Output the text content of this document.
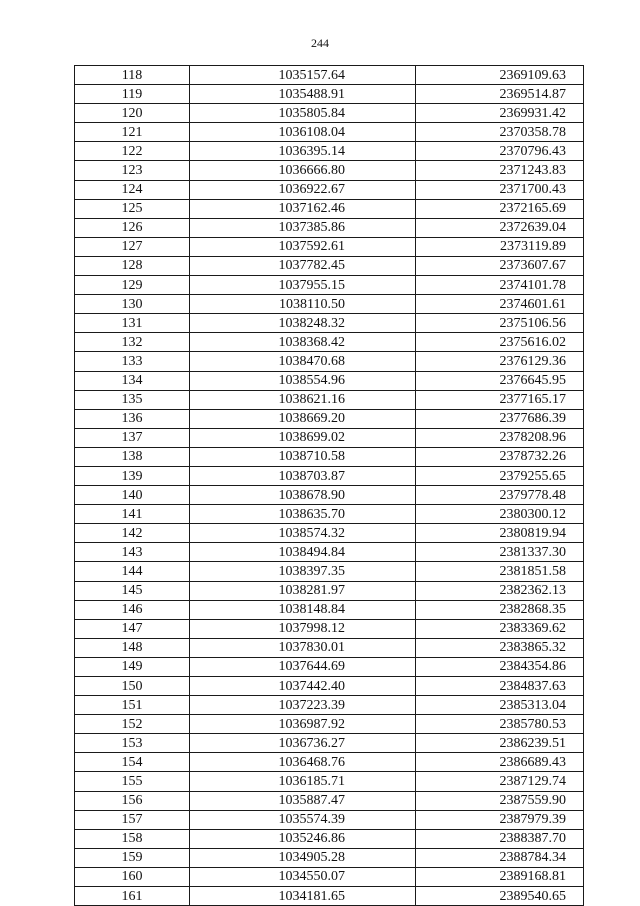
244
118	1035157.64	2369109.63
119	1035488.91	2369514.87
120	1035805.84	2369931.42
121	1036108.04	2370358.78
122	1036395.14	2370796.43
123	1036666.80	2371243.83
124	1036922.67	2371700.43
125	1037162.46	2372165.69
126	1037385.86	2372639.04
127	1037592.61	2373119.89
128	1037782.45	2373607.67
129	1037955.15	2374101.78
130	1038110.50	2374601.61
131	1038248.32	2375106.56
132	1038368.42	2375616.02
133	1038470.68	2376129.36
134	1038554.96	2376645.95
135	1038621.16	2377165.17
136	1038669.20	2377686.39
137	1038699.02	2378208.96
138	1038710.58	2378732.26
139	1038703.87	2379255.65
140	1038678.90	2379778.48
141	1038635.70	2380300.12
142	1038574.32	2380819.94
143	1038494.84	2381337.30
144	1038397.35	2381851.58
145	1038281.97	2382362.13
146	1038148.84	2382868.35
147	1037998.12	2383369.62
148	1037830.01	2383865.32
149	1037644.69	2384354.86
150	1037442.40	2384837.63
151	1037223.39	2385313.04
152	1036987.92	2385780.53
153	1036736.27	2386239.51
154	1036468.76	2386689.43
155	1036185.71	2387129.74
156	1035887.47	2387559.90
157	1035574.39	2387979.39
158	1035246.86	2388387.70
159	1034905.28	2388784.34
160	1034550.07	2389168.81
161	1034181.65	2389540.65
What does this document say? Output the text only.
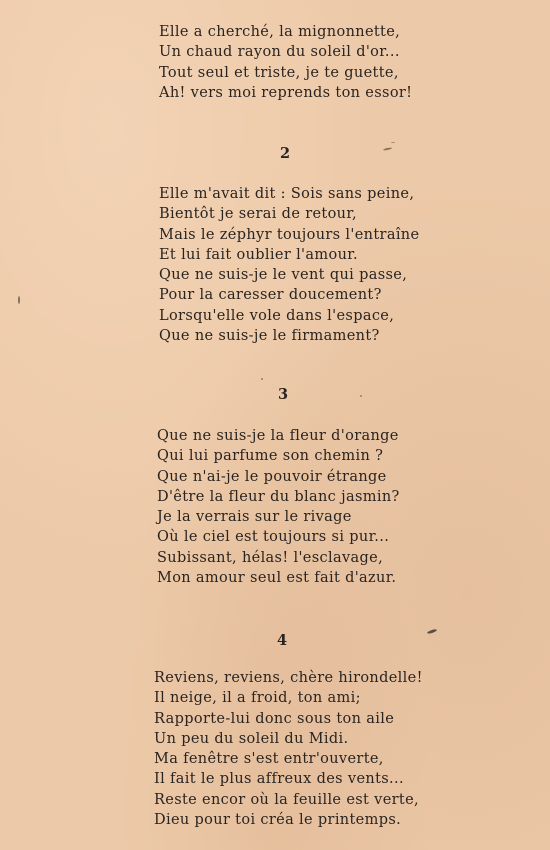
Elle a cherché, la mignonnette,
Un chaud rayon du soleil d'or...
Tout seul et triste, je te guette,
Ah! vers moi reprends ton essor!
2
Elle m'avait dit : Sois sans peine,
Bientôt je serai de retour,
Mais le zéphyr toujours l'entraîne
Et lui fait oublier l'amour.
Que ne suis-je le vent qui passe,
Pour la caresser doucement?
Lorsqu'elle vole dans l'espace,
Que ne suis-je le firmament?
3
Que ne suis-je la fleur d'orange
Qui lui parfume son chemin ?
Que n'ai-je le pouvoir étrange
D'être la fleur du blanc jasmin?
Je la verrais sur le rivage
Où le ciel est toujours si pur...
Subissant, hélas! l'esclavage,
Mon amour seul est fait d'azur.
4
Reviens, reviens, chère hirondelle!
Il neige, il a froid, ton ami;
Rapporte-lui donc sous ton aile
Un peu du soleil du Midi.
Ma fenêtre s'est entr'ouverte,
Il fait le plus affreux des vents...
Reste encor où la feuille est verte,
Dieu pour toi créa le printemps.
········
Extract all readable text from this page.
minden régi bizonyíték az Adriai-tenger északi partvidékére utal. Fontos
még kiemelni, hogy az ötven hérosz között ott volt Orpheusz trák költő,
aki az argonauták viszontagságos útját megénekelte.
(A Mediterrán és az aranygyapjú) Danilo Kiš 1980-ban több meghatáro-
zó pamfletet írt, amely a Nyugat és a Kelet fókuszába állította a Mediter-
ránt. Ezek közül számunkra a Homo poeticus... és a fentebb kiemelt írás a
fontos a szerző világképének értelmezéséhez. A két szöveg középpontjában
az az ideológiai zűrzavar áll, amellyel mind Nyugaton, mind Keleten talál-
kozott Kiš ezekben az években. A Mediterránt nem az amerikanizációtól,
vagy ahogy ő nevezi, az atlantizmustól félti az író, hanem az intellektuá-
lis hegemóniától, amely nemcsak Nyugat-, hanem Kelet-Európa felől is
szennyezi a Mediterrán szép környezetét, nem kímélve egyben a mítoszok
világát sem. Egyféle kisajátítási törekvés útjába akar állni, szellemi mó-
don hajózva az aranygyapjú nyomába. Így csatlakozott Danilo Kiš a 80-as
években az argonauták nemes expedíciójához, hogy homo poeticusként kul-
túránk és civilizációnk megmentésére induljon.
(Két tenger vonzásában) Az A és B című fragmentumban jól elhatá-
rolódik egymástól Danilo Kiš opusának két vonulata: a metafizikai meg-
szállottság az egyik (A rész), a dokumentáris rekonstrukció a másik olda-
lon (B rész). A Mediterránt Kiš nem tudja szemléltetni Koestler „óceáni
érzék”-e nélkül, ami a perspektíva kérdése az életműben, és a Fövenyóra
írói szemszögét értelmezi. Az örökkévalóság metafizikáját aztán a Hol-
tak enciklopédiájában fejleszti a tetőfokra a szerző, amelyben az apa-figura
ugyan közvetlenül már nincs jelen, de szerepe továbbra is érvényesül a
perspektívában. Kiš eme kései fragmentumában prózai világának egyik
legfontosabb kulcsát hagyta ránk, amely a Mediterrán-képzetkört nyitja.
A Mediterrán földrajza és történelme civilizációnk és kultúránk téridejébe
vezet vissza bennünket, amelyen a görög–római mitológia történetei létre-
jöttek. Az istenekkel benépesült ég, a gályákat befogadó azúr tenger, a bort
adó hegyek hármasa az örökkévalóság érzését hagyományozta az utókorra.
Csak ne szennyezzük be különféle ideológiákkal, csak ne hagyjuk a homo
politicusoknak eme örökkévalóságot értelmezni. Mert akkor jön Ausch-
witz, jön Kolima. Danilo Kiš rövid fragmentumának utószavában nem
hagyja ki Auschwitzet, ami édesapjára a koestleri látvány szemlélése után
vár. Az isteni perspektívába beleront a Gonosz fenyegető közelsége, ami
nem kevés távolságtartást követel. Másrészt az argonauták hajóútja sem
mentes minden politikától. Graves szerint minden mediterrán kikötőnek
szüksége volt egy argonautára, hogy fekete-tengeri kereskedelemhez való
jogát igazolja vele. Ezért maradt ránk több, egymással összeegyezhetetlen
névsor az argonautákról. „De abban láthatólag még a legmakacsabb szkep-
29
········
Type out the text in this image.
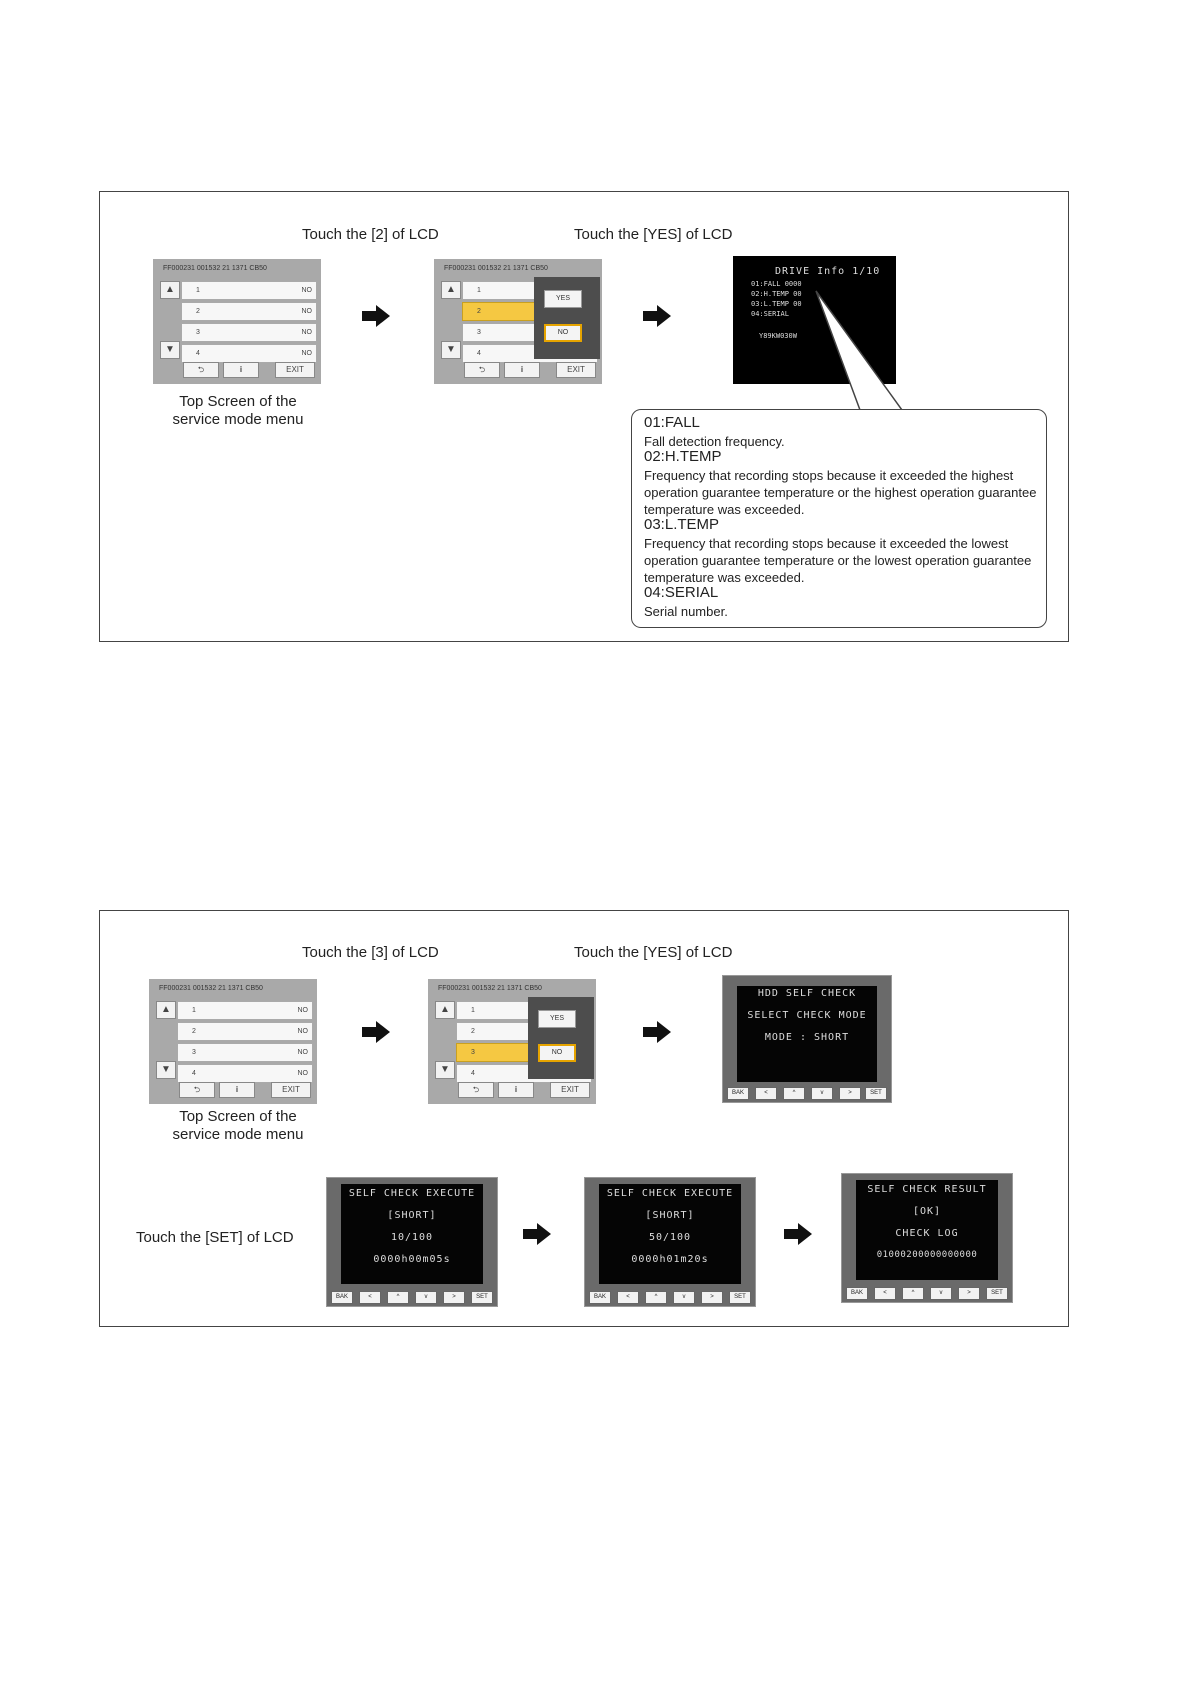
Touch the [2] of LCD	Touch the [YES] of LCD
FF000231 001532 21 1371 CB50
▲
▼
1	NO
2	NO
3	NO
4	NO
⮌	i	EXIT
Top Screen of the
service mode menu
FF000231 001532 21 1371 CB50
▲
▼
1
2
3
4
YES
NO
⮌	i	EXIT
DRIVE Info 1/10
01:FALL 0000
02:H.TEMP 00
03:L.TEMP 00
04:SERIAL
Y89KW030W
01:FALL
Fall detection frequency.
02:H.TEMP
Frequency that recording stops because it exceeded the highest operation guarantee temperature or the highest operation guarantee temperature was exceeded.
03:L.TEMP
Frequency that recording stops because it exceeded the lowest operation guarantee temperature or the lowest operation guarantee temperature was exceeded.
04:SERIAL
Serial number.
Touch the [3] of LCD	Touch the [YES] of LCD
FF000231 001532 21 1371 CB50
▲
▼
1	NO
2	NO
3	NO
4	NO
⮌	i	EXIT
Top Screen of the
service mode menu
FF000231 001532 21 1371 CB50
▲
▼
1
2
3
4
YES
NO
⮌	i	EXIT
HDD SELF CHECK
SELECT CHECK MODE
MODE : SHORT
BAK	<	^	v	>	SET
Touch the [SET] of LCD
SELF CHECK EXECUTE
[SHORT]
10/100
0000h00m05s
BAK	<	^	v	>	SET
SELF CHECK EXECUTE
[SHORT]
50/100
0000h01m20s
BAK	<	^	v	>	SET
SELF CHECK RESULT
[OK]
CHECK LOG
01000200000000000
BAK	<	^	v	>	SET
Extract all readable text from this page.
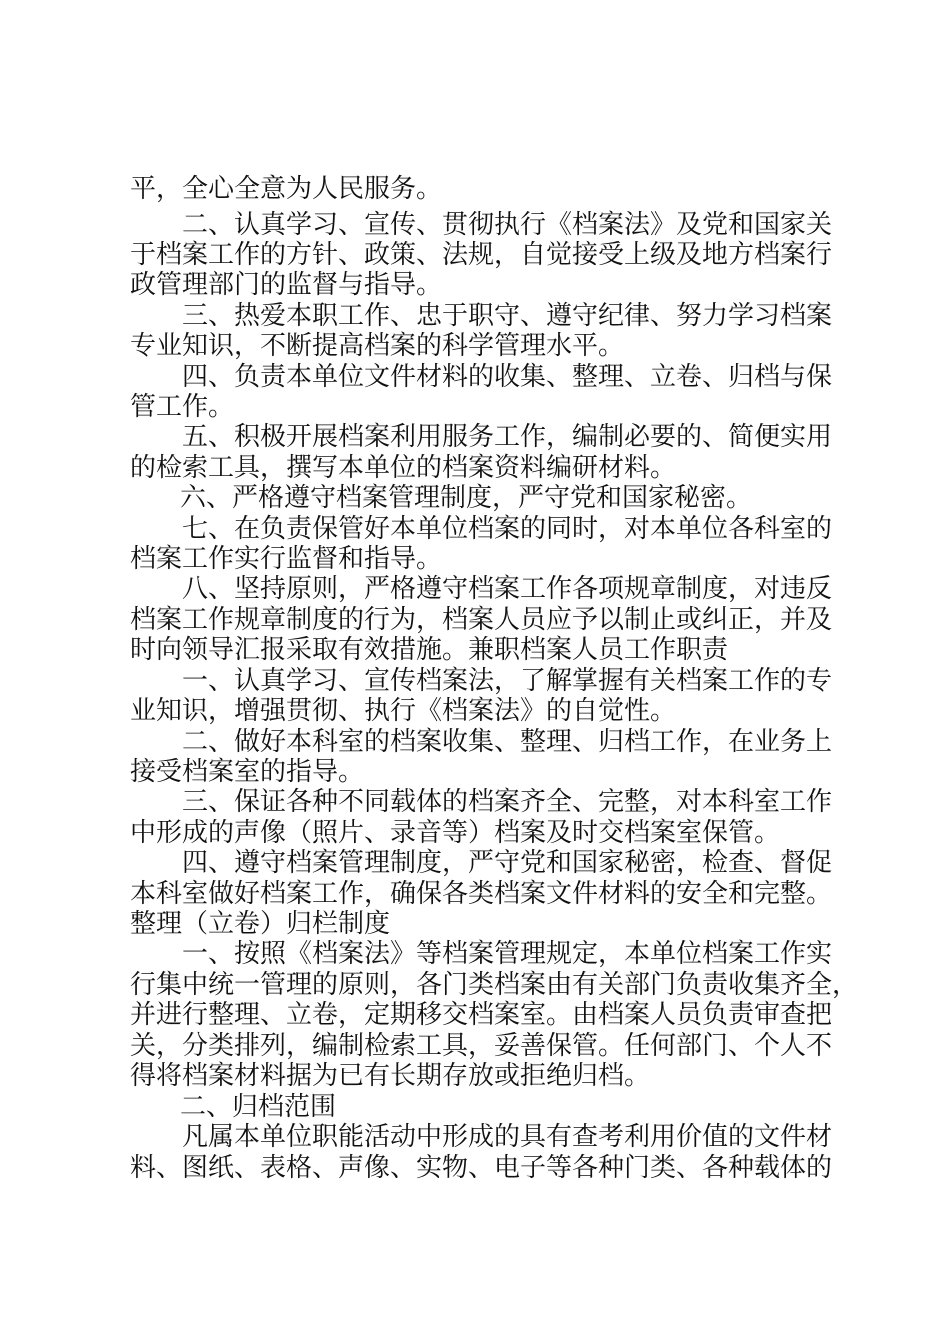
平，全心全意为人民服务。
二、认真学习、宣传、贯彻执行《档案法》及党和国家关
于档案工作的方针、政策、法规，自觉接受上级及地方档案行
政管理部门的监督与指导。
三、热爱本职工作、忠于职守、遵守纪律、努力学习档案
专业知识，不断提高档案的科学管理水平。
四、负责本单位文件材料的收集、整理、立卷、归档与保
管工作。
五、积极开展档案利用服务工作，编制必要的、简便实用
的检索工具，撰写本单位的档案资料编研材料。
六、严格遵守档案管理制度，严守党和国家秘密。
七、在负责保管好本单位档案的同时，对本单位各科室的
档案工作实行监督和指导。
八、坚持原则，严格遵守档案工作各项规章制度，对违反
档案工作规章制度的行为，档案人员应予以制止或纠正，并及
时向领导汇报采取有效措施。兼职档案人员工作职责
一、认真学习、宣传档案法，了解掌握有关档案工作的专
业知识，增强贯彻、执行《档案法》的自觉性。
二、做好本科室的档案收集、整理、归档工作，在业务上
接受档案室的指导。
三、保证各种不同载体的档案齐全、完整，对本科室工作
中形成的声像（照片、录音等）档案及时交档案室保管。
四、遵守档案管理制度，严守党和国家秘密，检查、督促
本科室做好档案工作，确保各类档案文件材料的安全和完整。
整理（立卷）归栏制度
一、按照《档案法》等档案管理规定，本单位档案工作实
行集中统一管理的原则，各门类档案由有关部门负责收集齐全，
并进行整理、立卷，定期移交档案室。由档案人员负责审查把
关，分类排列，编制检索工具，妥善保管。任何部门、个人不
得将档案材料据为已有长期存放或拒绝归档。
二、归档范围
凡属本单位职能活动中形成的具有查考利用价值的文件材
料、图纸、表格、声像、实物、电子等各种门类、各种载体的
········
* Required task *
Identify every line above with the string "认真学习" in it. Copy those lines.

* Result of the exercise *
二、认真学习、宣传、贯彻执行《档案法》及党和国家关
一、认真学习、宣传档案法，了解掌握有关档案工作的专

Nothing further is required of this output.